• _Exercise_: Return all the entries exactly, keeping pictures out.
----- Dataset extract
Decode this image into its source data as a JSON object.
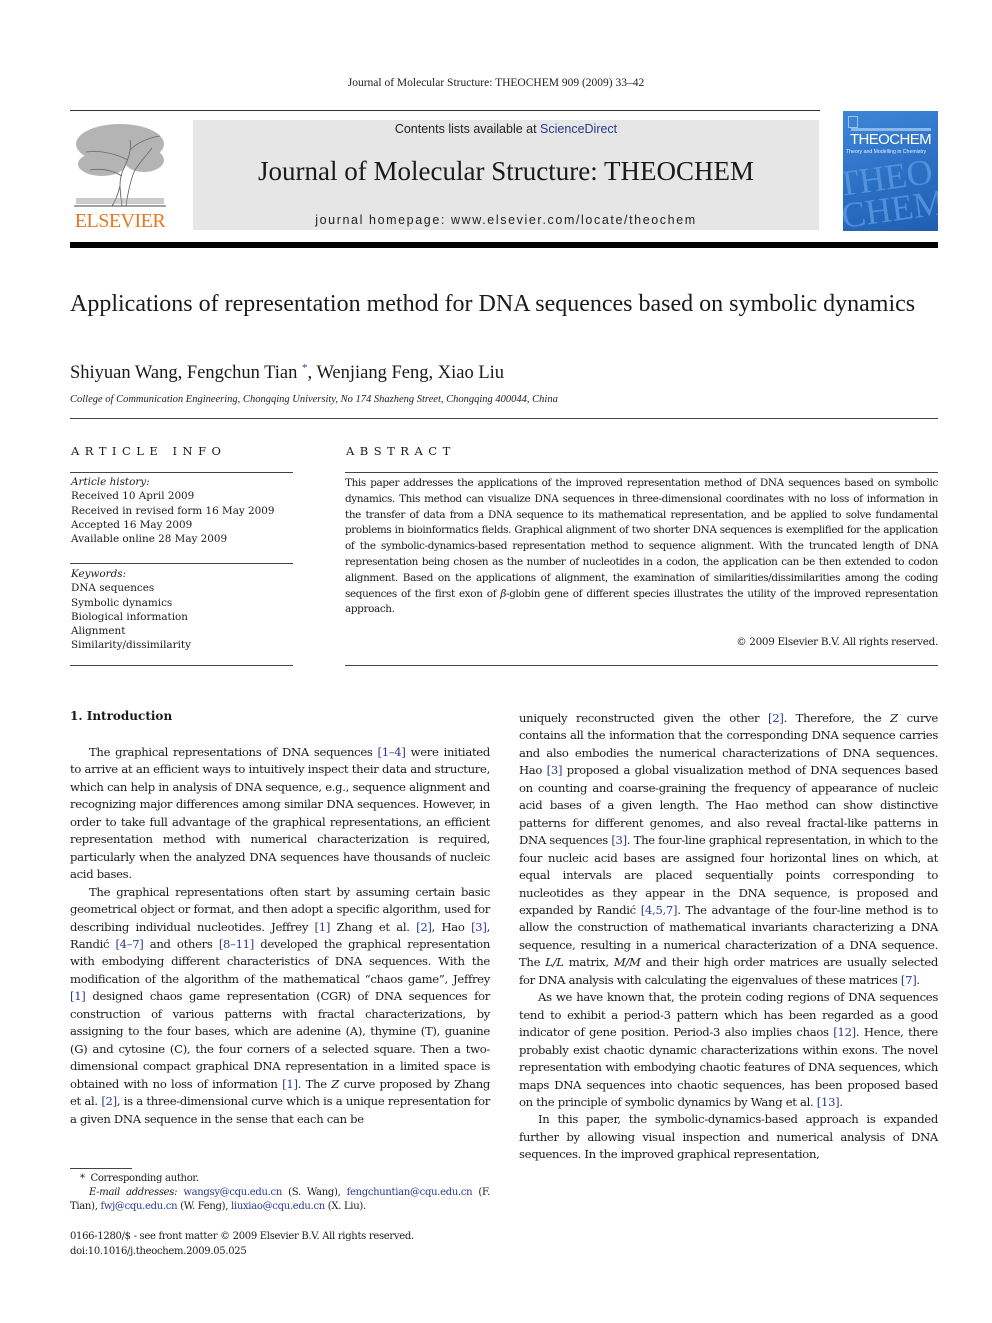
{
  "running_head": "Journal of Molecular Structure: THEOCHEM 909 (2009) 33–42",
  "masthead": {
    "contents_prefix": "Contents lists available at ",
    "contents_link": "ScienceDirect",
    "journal_title": "Journal of Molecular Structure: THEOCHEM",
    "homepage": "journal homepage: www.elsevier.com/locate/theochem"
  },
  "publisher_logo": {
    "wordmark": "ELSEVIER",
    "icon": "tree-icon",
    "color": "#e87722"
  },
  "journal_cover": {
    "title": "THEOCHEM",
    "subtitle": "Theory and Modelling in Chemistry",
    "background_text": "THEO CHEM",
    "color": "#2b6fc4"
  },
  "article": {
    "title": "Applications of representation method for DNA sequences based on symbolic dynamics",
    "authors": [
      {
        "name": "Shiyuan Wang",
        "mark": ""
      },
      {
        "name": "Fengchun Tian",
        "mark": "*"
      },
      {
        "name": "Wenjiang Feng",
        "mark": ""
      },
      {
        "name": "Xiao Liu",
        "mark": ""
      }
    ],
    "affiliation": "College of Communication Engineering, Chongqing University, No 174 Shazheng Street, Chongqing 400044, China"
  },
  "article_info": {
    "heading": "ARTICLE INFO",
    "history_label": "Article history:",
    "history": [
      "Received 10 April 2009",
      "Received in revised form 16 May 2009",
      "Accepted 16 May 2009",
      "Available online 28 May 2009"
    ],
    "keywords_label": "Keywords:",
    "keywords": [
      "DNA sequences",
      "Symbolic dynamics",
      "Biological information",
      "Alignment",
      "Similarity/dissimilarity"
    ]
  },
  "abstract": {
    "heading": "ABSTRACT",
    "text_1": "This paper addresses the applications of the improved representation method of DNA sequences based on symbolic dynamics. This method can visualize DNA sequences in three-dimensional coordinates with no loss of information in the transfer of data from a DNA sequence to its mathematical representation, and be applied to solve fundamental problems in bioinformatics fields. Graphical alignment of two shorter DNA sequences is exemplified for the application of the symbolic-dynamics-based representation method to sequence alignment. With the truncated length of DNA representation being chosen as the number of nucleotides in a codon, the application can be then extended to codon alignment. Based on the applications of alignment, the examination of similarities/dissimilarities among the coding sequences of the first exon of ",
    "beta": "β",
    "text_2": "-globin gene of different species illustrates the utility of the improved representation approach.",
    "copyright": "© 2009 Elsevier B.V. All rights reserved."
  },
  "introduction": {
    "heading": "1. Introduction",
    "p1": [
      {
        "t": "The graphical representations of DNA sequences "
      },
      {
        "ref": "[1–4]"
      },
      {
        "t": " were initiated to arrive at an efficient ways to intuitively inspect their data and structure, which can help in analysis of DNA sequence, e.g., sequence alignment and recognizing major differences among similar DNA sequences. However, in order to take full advantage of the graphical representations, an efficient representation method with numerical characterization is required, particularly when the analyzed DNA sequences have thousands of nucleic acid bases."
      }
    ],
    "p2": [
      {
        "t": "The graphical representations often start by assuming certain basic geometrical object or format, and then adopt a specific algorithm, used for describing individual nucleotides. Jeffrey "
      },
      {
        "ref": "[1]"
      },
      {
        "t": " Zhang et al. "
      },
      {
        "ref": "[2]"
      },
      {
        "t": ", Hao "
      },
      {
        "ref": "[3]"
      },
      {
        "t": ", Randić "
      },
      {
        "ref": "[4–7]"
      },
      {
        "t": " and others "
      },
      {
        "ref": "[8–11]"
      },
      {
        "t": " developed the graphical representation with embodying different characteristics of DNA sequences. With the modification of the algorithm of the mathematical “chaos game”, Jeffrey "
      },
      {
        "ref": "[1]"
      },
      {
        "t": " designed chaos game representation (CGR) of DNA sequences for construction of various patterns with fractal characterizations, by assigning to the four bases, which are adenine (A), thymine (T), guanine (G) and cytosine (C), the four corners of a selected square. Then a two-dimensional compact graphical DNA representation in a limited space is obtained with no loss of information "
      },
      {
        "ref": "[1]"
      },
      {
        "t": ". The "
      },
      {
        "i": "Z"
      },
      {
        "t": " curve proposed by Zhang et al. "
      },
      {
        "ref": "[2]"
      },
      {
        "t": ", is a three-dimensional curve which is a unique representation for a given DNA sequence in the sense that each can be uniquely reconstructed given the other "
      },
      {
        "ref": "[2]"
      },
      {
        "t": ". Therefore, the "
      },
      {
        "i": "Z"
      },
      {
        "t": " curve contains all the information that the corresponding DNA sequence carries and also embodies the numerical characterizations of DNA sequences. Hao "
      },
      {
        "ref": "[3]"
      },
      {
        "t": " proposed a global visualization method of DNA sequences based on counting and coarse-graining the frequency of appearance of nucleic acid bases of a given length. The Hao method can show distinctive patterns for different genomes, and also reveal fractal-like patterns in DNA sequences "
      },
      {
        "ref": "[3]"
      },
      {
        "t": ". The four-line graphical representation, in which to the four nucleic acid bases are assigned four horizontal lines on which, at equal intervals are placed sequentially points corresponding to nucleotides as they appear in the DNA sequence, is proposed and expanded by Randić "
      },
      {
        "ref": "[4,5,7]"
      },
      {
        "t": ". The advantage of the four-line method is to allow the construction of mathematical invariants characterizing a DNA sequence, resulting in a numerical characterization of a DNA sequence. The "
      },
      {
        "i": "L/L"
      },
      {
        "t": " matrix, "
      },
      {
        "i": "M/M"
      },
      {
        "t": " and their high order matrices are usually selected for DNA analysis with calculating the eigenvalues of these matrices "
      },
      {
        "ref": "[7]"
      },
      {
        "t": "."
      }
    ],
    "p3": [
      {
        "t": "As we have known that, the protein coding regions of DNA sequences tend to exhibit a period-3 pattern which has been regarded as a good indicator of gene position. Period-3 also implies chaos "
      },
      {
        "ref": "[12]"
      },
      {
        "t": ". Hence, there probably exist chaotic dynamic characterizations within exons. The novel representation with embodying chaotic features of DNA sequences, which maps DNA sequences into chaotic sequences, has been proposed based on the principle of symbolic dynamics by Wang et al. "
      },
      {
        "ref": "[13]"
      },
      {
        "t": "."
      }
    ],
    "p4": [
      {
        "t": "In this paper, the symbolic-dynamics-based approach is expanded further by allowing visual inspection and numerical analysis of DNA sequences. In the improved graphical representation,"
      }
    ]
  },
  "footnotes": {
    "corresponding_mark": "*",
    "corresponding_text": "Corresponding author.",
    "email_label": "E-mail addresses:",
    "emails": [
      {
        "address": "wangsy@cqu.edu.cn",
        "who": "(S. Wang)"
      },
      {
        "address": "fengchuntian@cqu.edu.cn",
        "who": "(F. Tian)"
      },
      {
        "address": "fwj@cqu.edu.cn",
        "who": "(W. Feng)"
      },
      {
        "address": "liuxiao@cqu.edu.cn",
        "who": "(X. Liu)."
      }
    ]
  },
  "front_matter": {
    "issn_line": "0166-1280/$ - see front matter © 2009 Elsevier B.V. All rights reserved.",
    "doi": "doi:10.1016/j.theochem.2009.05.025"
  }
}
----------
• _Exercise solution_:
Decode this image into its source data as a JSON object.
{
  "running_head": "Journal of Molecular Structure: THEOCHEM 909 (2009) 33–42",
  "masthead": {
    "contents_prefix": "Contents lists available at ",
    "contents_link": "ScienceDirect",
    "journal_title": "Journal of Molecular Structure: THEOCHEM",
    "homepage": "journal homepage: www.elsevier.com/locate/theochem"
  },
  "publisher_logo": {
    "wordmark": "ELSEVIER",
    "icon": "tree-icon",
    "color": "#e87722"
  },
  "journal_cover": {
    "title": "THEOCHEM",
    "subtitle": "Theory and Modelling in Chemistry",
    "background_text": "THEO CHEM",
    "color": "#2b6fc4"
  },
  "article": {
    "title": "Applications of representation method for DNA sequences based on symbolic dynamics",
    "authors": [
      {
        "name": "Shiyuan Wang",
        "mark": ""
      },
      {
        "name": "Fengchun Tian",
        "mark": "*"
      },
      {
        "name": "Wenjiang Feng",
        "mark": ""
      },
      {
        "name": "Xiao Liu",
        "mark": ""
      }
    ],
    "affiliation": "College of Communication Engineering, Chongqing University, No 174 Shazheng Street, Chongqing 400044, China"
  },
  "article_info": {
    "heading": "ARTICLE INFO",
    "history_label": "Article history:",
    "history": [
      "Received 10 April 2009",
      "Received in revised form 16 May 2009",
      "Accepted 16 May 2009",
      "Available online 28 May 2009"
    ],
    "keywords_label": "Keywords:",
    "keywords": [
      "DNA sequences",
      "Symbolic dynamics",
      "Biological information",
      "Alignment",
      "Similarity/dissimilarity"
    ]
  },
  "abstract": {
    "heading": "ABSTRACT",
    "text_1": "This paper addresses the applications of the improved representation method of DNA sequences based on symbolic dynamics. This method can visualize DNA sequences in three-dimensional coordinates with no loss of information in the transfer of data from a DNA sequence to its mathematical representation, and be applied to solve fundamental problems in bioinformatics fields. Graphical alignment of two shorter DNA sequences is exemplified for the application of the symbolic-dynamics-based representation method to sequence alignment. With the truncated length of DNA representation being chosen as the number of nucleotides in a codon, the application can be then extended to codon alignment. Based on the applications of alignment, the examination of similarities/dissimilarities among the coding sequences of the first exon of ",
    "beta": "β",
    "text_2": "-globin gene of different species illustrates the utility of the improved representation approach.",
    "copyright": "© 2009 Elsevier B.V. All rights reserved."
  },
  "introduction": {
    "heading": "1. Introduction",
    "p1": [
      {
        "t": "The graphical representations of DNA sequences "
      },
      {
        "ref": "[1–4]"
      },
      {
        "t": " were initiated to arrive at an efficient ways to intuitively inspect their data and structure, which can help in analysis of DNA sequence, e.g., sequence alignment and recognizing major differences among similar DNA sequences. However, in order to take full advantage of the graphical representations, an efficient representation method with numerical characterization is required, particularly when the analyzed DNA sequences have thousands of nucleic acid bases."
      }
    ],
    "p2": [
      {
        "t": "The graphical representations often start by assuming certain basic geometrical object or format, and then adopt a specific algorithm, used for describing individual nucleotides. Jeffrey "
      },
      {
        "ref": "[1]"
      },
      {
        "t": " Zhang et al. "
      },
      {
        "ref": "[2]"
      },
      {
        "t": ", Hao "
      },
      {
        "ref": "[3]"
      },
      {
        "t": ", Randić "
      },
      {
        "ref": "[4–7]"
      },
      {
        "t": " and others "
      },
      {
        "ref": "[8–11]"
      },
      {
        "t": " developed the graphical representation with embodying different characteristics of DNA sequences. With the modification of the algorithm of the mathematical “chaos game”, Jeffrey "
      },
      {
        "ref": "[1]"
      },
      {
        "t": " designed chaos game representation (CGR) of DNA sequences for construction of various patterns with fractal characterizations, by assigning to the four bases, which are adenine (A), thymine (T), guanine (G) and cytosine (C), the four corners of a selected square. Then a two-dimensional compact graphical DNA representation in a limited space is obtained with no loss of information "
      },
      {
        "ref": "[1]"
      },
      {
        "t": ". The "
      },
      {
        "i": "Z"
      },
      {
        "t": " curve proposed by Zhang et al. "
      },
      {
        "ref": "[2]"
      },
      {
        "t": ", is a three-dimensional curve which is a unique representation for a given DNA sequence in the sense that each can be uniquely reconstructed given the other "
      },
      {
        "ref": "[2]"
      },
      {
        "t": ". Therefore, the "
      },
      {
        "i": "Z"
      },
      {
        "t": " curve contains all the information that the corresponding DNA sequence carries and also embodies the numerical characterizations of DNA sequences. Hao "
      },
      {
        "ref": "[3]"
      },
      {
        "t": " proposed a global visualization method of DNA sequences based on counting and coarse-graining the frequency of appearance of nucleic acid bases of a given length. The Hao method can show distinctive patterns for different genomes, and also reveal fractal-like patterns in DNA sequences "
      },
      {
        "ref": "[3]"
      },
      {
        "t": ". The four-line graphical representation, in which to the four nucleic acid bases are assigned four horizontal lines on which, at equal intervals are placed sequentially points corresponding to nucleotides as they appear in the DNA sequence, is proposed and expanded by Randić "
      },
      {
        "ref": "[4,5,7]"
      },
      {
        "t": ". The advantage of the four-line method is to allow the construction of mathematical invariants characterizing a DNA sequence, resulting in a numerical characterization of a DNA sequence. The "
      },
      {
        "i": "L/L"
      },
      {
        "t": " matrix, "
      },
      {
        "i": "M/M"
      },
      {
        "t": " and their high order matrices are usually selected for DNA analysis with calculating the eigenvalues of these matrices "
      },
      {
        "ref": "[7]"
      },
      {
        "t": "."
      }
    ],
    "p3": [
      {
        "t": "As we have known that, the protein coding regions of DNA sequences tend to exhibit a period-3 pattern which has been regarded as a good indicator of gene position. Period-3 also implies chaos "
      },
      {
        "ref": "[12]"
      },
      {
        "t": ". Hence, there probably exist chaotic dynamic characterizations within exons. The novel representation with embodying chaotic features of DNA sequences, which maps DNA sequences into chaotic sequences, has been proposed based on the principle of symbolic dynamics by Wang et al. "
      },
      {
        "ref": "[13]"
      },
      {
        "t": "."
      }
    ],
    "p4": [
      {
        "t": "In this paper, the symbolic-dynamics-based approach is expanded further by allowing visual inspection and numerical analysis of DNA sequences. In the improved graphical representation,"
      }
    ]
  },
  "footnotes": {
    "corresponding_mark": "*",
    "corresponding_text": "Corresponding author.",
    "email_label": "E-mail addresses:",
    "emails": [
      {
        "address": "wangsy@cqu.edu.cn",
        "who": "(S. Wang)"
      },
      {
        "address": "fengchuntian@cqu.edu.cn",
        "who": "(F. Tian)"
      },
      {
        "address": "fwj@cqu.edu.cn",
        "who": "(W. Feng)"
      },
      {
        "address": "liuxiao@cqu.edu.cn",
        "who": "(X. Liu)."
      }
    ]
  },
  "front_matter": {
    "issn_line": "0166-1280/$ - see front matter © 2009 Elsevier B.V. All rights reserved.",
    "doi": "doi:10.1016/j.theochem.2009.05.025"
  }
}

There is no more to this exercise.